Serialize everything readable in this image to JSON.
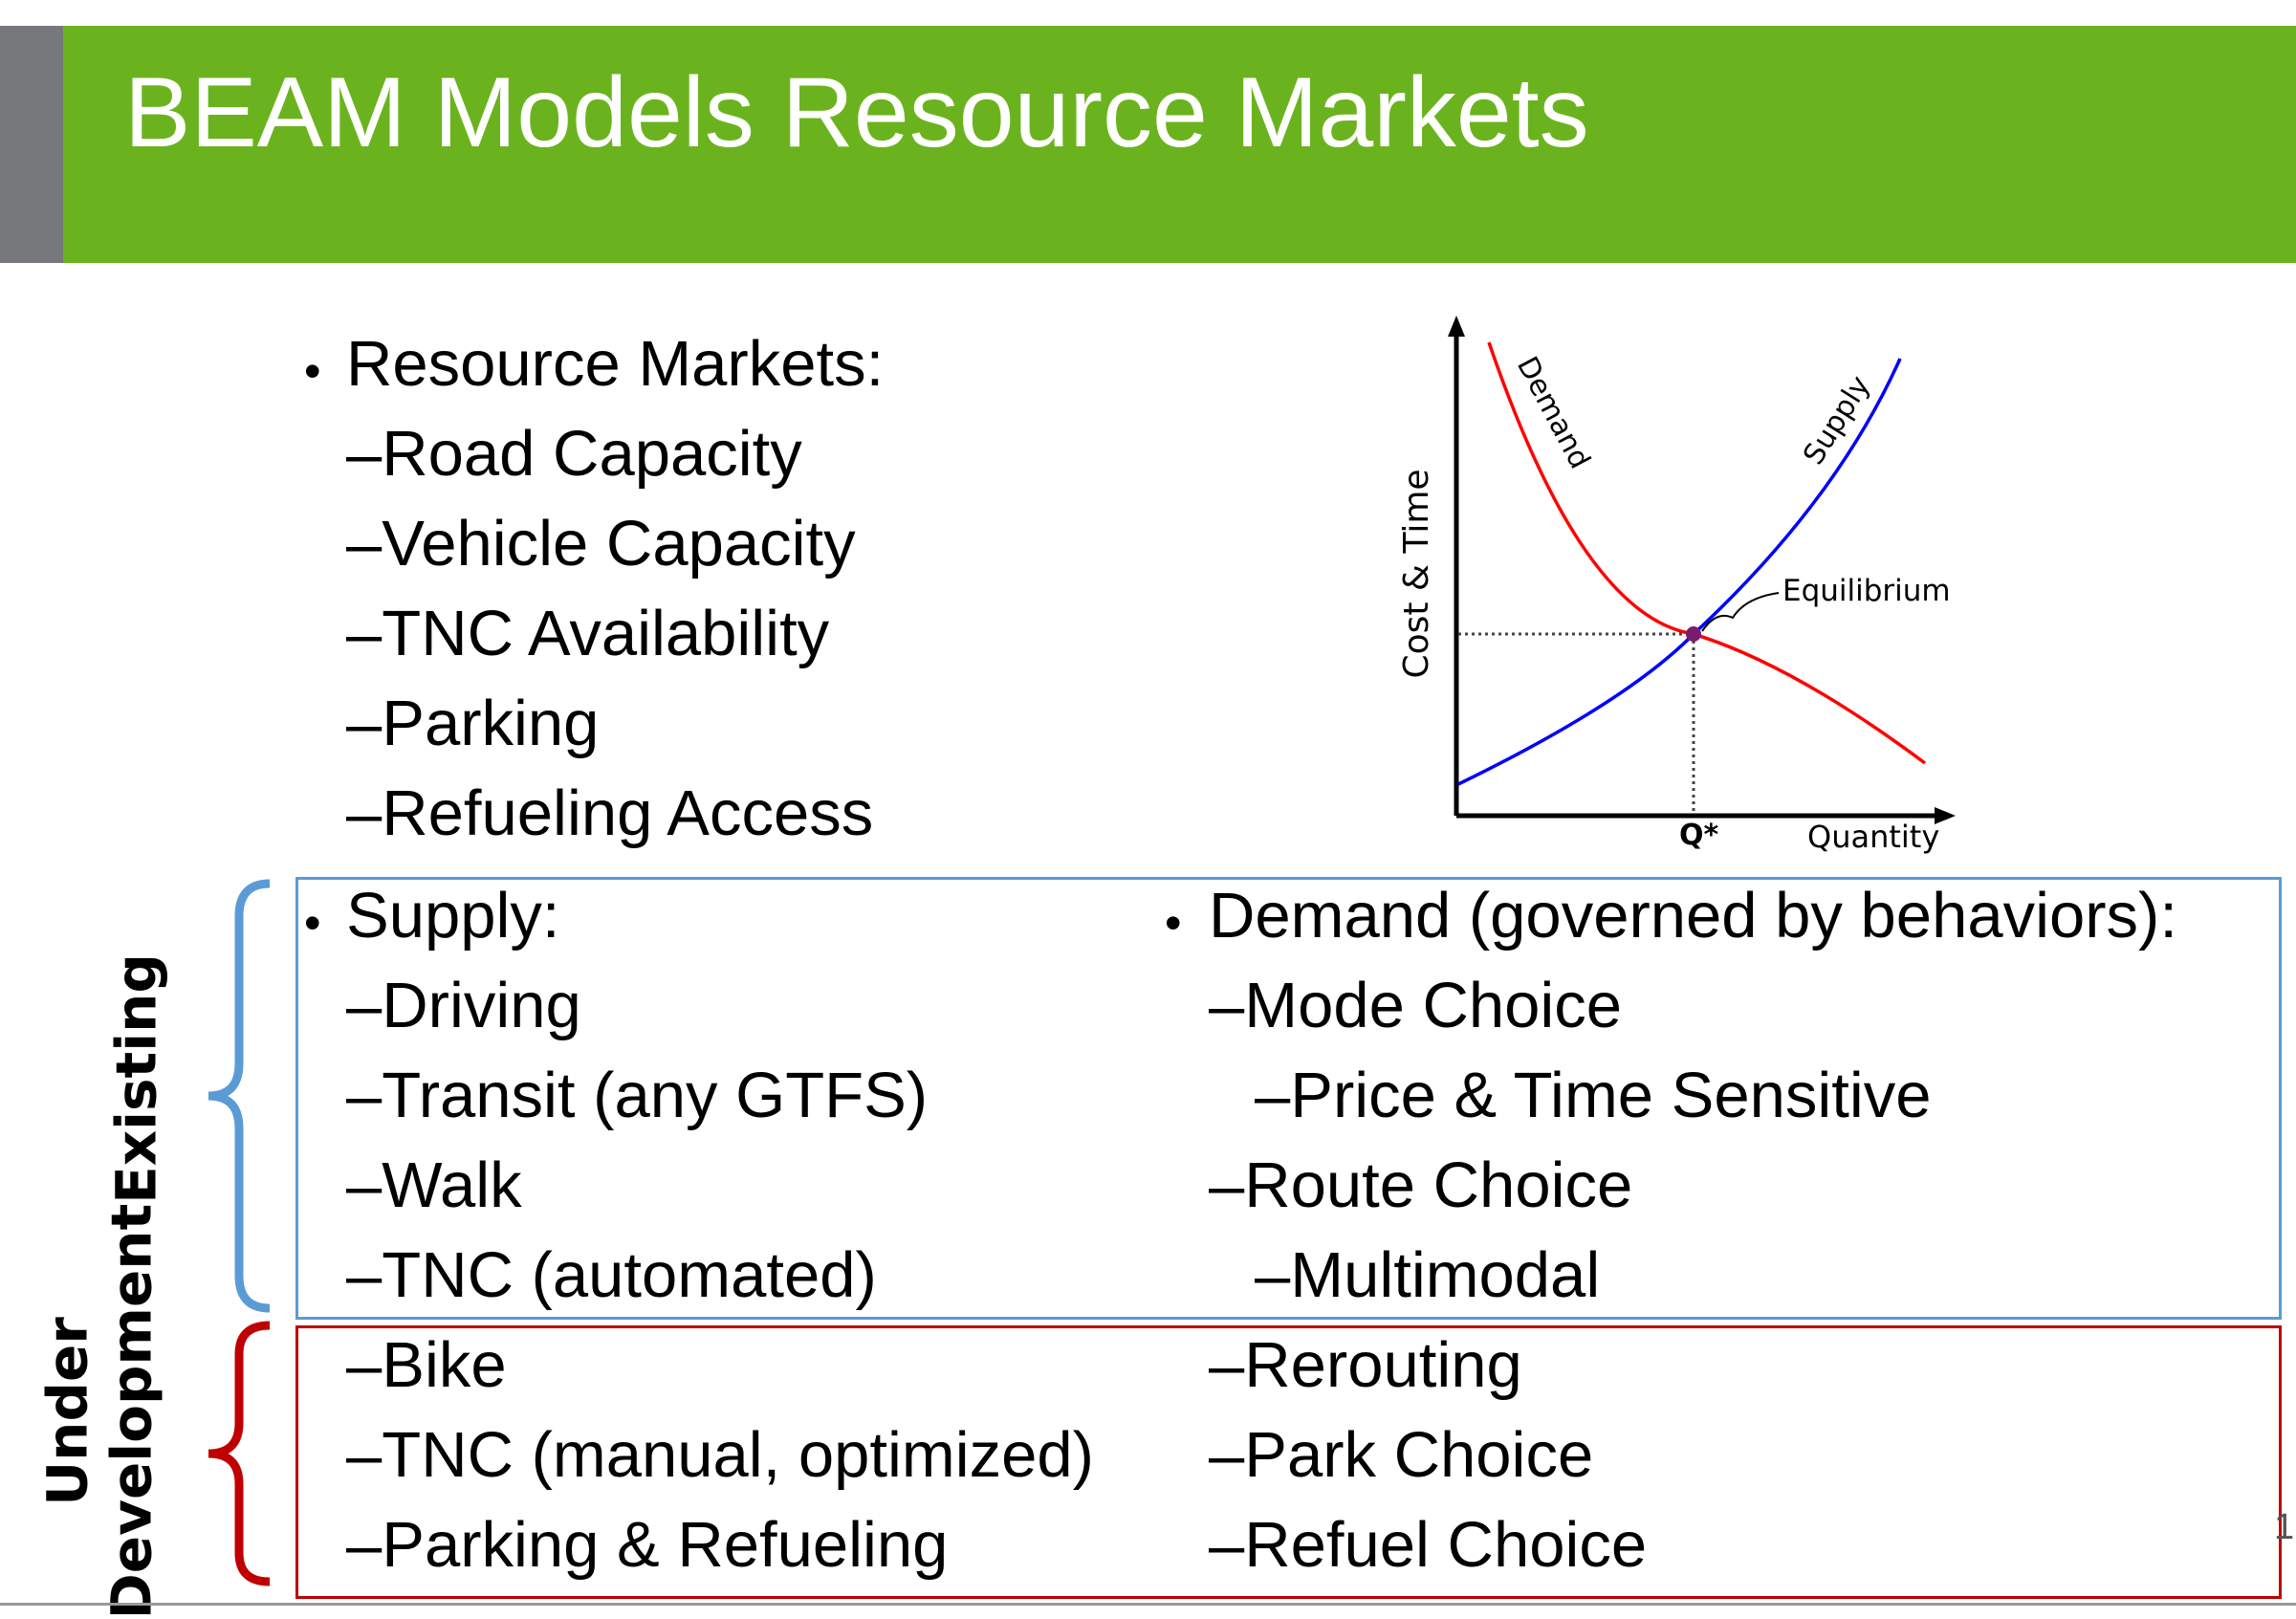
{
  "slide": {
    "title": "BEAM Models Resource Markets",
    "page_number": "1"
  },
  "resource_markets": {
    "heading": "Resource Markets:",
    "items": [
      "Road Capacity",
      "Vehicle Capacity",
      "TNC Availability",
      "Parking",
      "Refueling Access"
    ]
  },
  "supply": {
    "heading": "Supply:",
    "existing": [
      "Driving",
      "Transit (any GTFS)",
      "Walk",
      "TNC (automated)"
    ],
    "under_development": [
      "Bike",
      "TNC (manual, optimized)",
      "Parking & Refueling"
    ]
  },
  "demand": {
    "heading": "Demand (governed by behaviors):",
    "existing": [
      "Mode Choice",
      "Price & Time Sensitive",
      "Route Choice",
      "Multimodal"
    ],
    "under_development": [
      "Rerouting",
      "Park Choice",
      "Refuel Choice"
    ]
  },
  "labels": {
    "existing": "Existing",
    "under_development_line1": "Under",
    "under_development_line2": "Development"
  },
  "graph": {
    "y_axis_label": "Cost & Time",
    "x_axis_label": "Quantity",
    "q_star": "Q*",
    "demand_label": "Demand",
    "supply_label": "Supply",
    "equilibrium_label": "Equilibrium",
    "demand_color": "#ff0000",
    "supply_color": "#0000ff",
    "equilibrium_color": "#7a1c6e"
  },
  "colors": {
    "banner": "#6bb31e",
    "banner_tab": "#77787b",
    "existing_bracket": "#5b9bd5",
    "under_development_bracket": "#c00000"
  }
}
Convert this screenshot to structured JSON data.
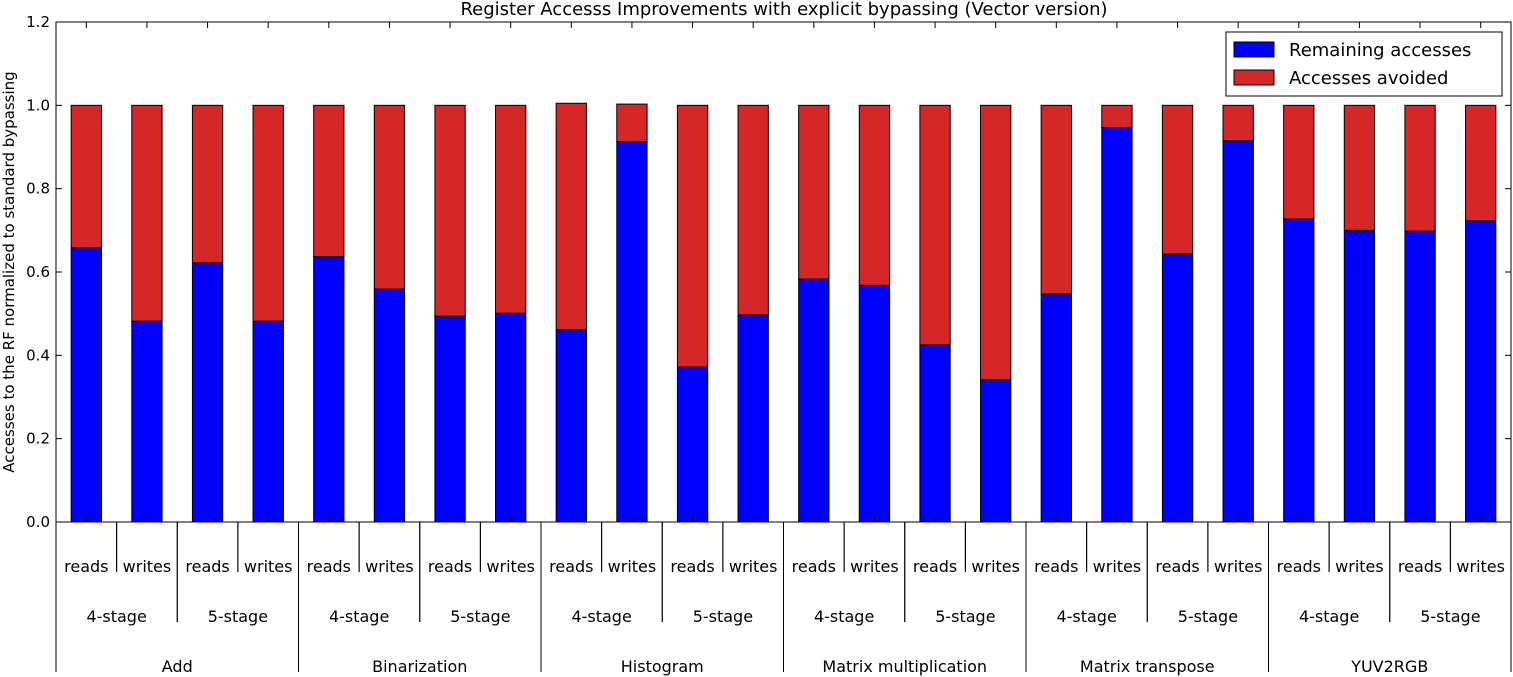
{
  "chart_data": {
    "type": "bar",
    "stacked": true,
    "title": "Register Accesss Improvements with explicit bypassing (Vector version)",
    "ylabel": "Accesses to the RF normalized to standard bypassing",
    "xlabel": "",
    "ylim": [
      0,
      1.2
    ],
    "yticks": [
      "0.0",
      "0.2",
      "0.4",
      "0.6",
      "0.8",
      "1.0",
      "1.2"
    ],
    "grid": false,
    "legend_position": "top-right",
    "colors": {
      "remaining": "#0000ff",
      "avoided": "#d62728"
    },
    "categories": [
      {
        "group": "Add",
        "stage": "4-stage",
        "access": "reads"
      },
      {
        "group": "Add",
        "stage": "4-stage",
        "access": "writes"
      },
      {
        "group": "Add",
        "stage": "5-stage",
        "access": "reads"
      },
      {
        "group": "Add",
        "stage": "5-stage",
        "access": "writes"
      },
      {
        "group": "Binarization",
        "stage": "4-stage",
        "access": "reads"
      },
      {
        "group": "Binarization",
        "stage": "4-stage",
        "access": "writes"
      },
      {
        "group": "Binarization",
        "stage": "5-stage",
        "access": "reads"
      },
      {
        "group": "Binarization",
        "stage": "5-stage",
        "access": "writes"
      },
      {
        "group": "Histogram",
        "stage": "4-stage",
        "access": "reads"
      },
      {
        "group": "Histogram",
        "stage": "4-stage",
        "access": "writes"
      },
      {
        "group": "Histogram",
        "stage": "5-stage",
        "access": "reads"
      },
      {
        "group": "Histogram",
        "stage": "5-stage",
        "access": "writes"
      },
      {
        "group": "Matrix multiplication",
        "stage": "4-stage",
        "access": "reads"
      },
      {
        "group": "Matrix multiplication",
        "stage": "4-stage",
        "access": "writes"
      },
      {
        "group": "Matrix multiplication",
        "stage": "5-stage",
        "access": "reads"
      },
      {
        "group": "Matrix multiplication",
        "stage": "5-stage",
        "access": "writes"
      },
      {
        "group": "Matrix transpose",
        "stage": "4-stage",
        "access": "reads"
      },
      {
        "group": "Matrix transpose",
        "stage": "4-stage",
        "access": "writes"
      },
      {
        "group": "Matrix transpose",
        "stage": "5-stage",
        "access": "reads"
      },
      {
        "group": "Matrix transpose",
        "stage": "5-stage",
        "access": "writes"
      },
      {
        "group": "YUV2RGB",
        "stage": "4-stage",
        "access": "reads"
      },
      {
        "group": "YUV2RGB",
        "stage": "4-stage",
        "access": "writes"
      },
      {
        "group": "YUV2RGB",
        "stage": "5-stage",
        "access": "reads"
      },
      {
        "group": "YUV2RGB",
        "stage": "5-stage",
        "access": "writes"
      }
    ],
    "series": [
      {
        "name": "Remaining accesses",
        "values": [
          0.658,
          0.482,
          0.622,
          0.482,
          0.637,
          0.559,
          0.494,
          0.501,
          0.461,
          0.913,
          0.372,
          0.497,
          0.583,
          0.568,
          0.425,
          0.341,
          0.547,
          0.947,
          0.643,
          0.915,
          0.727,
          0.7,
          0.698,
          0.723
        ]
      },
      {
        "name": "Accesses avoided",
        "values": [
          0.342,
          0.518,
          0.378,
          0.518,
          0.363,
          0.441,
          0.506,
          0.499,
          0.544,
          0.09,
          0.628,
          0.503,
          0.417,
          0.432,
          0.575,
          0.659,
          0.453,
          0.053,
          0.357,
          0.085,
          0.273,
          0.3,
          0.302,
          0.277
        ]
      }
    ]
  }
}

────────────────────────────────────────

# [Requirement]
Pick out the lines that include the word "title" and write them out.

# [Finished task]
    "title": "BEAM Models Resource Markets",
    "title": "Register Accesss Improvements with explicit bypassing (Vector version)",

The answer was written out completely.